### RECORD LIST
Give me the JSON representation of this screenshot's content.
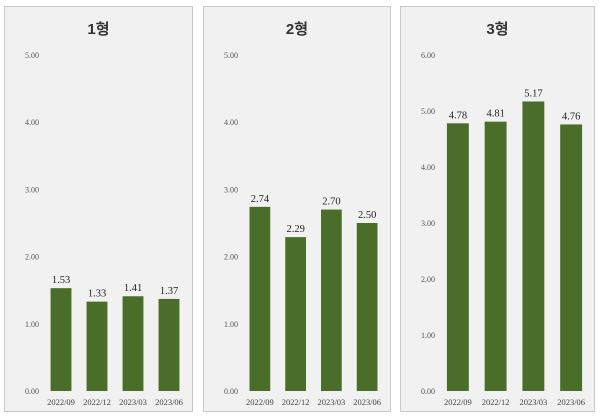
{
  "chart_data": [
    {
      "type": "bar",
      "title": "1형",
      "categories": [
        "2022/09",
        "2022/12",
        "2023/03",
        "2023/06"
      ],
      "values": [
        1.53,
        1.33,
        1.41,
        1.37
      ],
      "data_labels": [
        "1.53",
        "1.33",
        "1.41",
        "1.37"
      ],
      "ylim": [
        0,
        5
      ],
      "yticks": [
        "0.00",
        "1.00",
        "2.00",
        "3.00",
        "4.00",
        "5.00"
      ],
      "grid": false,
      "bar_color": "#4a6e2a"
    },
    {
      "type": "bar",
      "title": "2형",
      "categories": [
        "2022/09",
        "2022/12",
        "2023/03",
        "2023/06"
      ],
      "values": [
        2.74,
        2.29,
        2.7,
        2.5
      ],
      "data_labels": [
        "2.74",
        "2.29",
        "2.70",
        "2.50"
      ],
      "ylim": [
        0,
        5
      ],
      "yticks": [
        "0.00",
        "1.00",
        "2.00",
        "3.00",
        "4.00",
        "5.00"
      ],
      "grid": false,
      "bar_color": "#4a6e2a"
    },
    {
      "type": "bar",
      "title": "3형",
      "categories": [
        "2022/09",
        "2022/12",
        "2023/03",
        "2023/06"
      ],
      "values": [
        4.78,
        4.81,
        5.17,
        4.76
      ],
      "data_labels": [
        "4.78",
        "4.81",
        "5.17",
        "4.76"
      ],
      "ylim": [
        0,
        6
      ],
      "yticks": [
        "0.00",
        "1.00",
        "2.00",
        "3.00",
        "4.00",
        "5.00",
        "6.00"
      ],
      "grid": false,
      "bar_color": "#4a6e2a"
    }
  ]
}
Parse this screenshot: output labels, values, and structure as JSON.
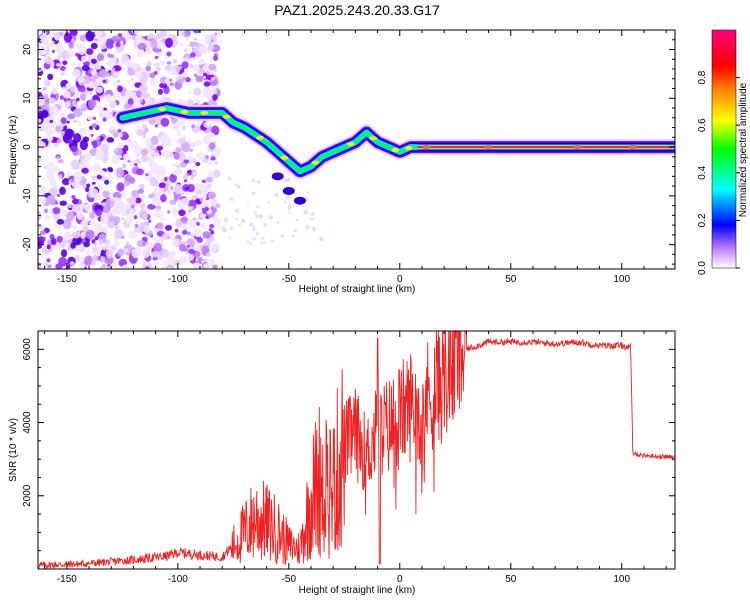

### WHAT THE TASK REQUIRES
Nothing in the entries above should change when they are printed again, except that the pictures are dropped.

### SOLUTION TO THE EXERCISE
Give me the JSON representation of this screenshot's content.
{
  "chart_data": [
    {
      "type": "bar",
      "title": "1형",
      "categories": [
        "2022/09",
        "2022/12",
        "2023/03",
        "2023/06"
      ],
      "values": [
        1.53,
        1.33,
        1.41,
        1.37
      ],
      "data_labels": [
        "1.53",
        "1.33",
        "1.41",
        "1.37"
      ],
      "ylim": [
        0,
        5
      ],
      "yticks": [
        "0.00",
        "1.00",
        "2.00",
        "3.00",
        "4.00",
        "5.00"
      ],
      "grid": false,
      "bar_color": "#4a6e2a"
    },
    {
      "type": "bar",
      "title": "2형",
      "categories": [
        "2022/09",
        "2022/12",
        "2023/03",
        "2023/06"
      ],
      "values": [
        2.74,
        2.29,
        2.7,
        2.5
      ],
      "data_labels": [
        "2.74",
        "2.29",
        "2.70",
        "2.50"
      ],
      "ylim": [
        0,
        5
      ],
      "yticks": [
        "0.00",
        "1.00",
        "2.00",
        "3.00",
        "4.00",
        "5.00"
      ],
      "grid": false,
      "bar_color": "#4a6e2a"
    },
    {
      "type": "bar",
      "title": "3형",
      "categories": [
        "2022/09",
        "2022/12",
        "2023/03",
        "2023/06"
      ],
      "values": [
        4.78,
        4.81,
        5.17,
        4.76
      ],
      "data_labels": [
        "4.78",
        "4.81",
        "5.17",
        "4.76"
      ],
      "ylim": [
        0,
        6
      ],
      "yticks": [
        "0.00",
        "1.00",
        "2.00",
        "3.00",
        "4.00",
        "5.00",
        "6.00"
      ],
      "grid": false,
      "bar_color": "#4a6e2a"
    }
  ]
}
Parse this screenshot: output labels, values, and structure as JSON.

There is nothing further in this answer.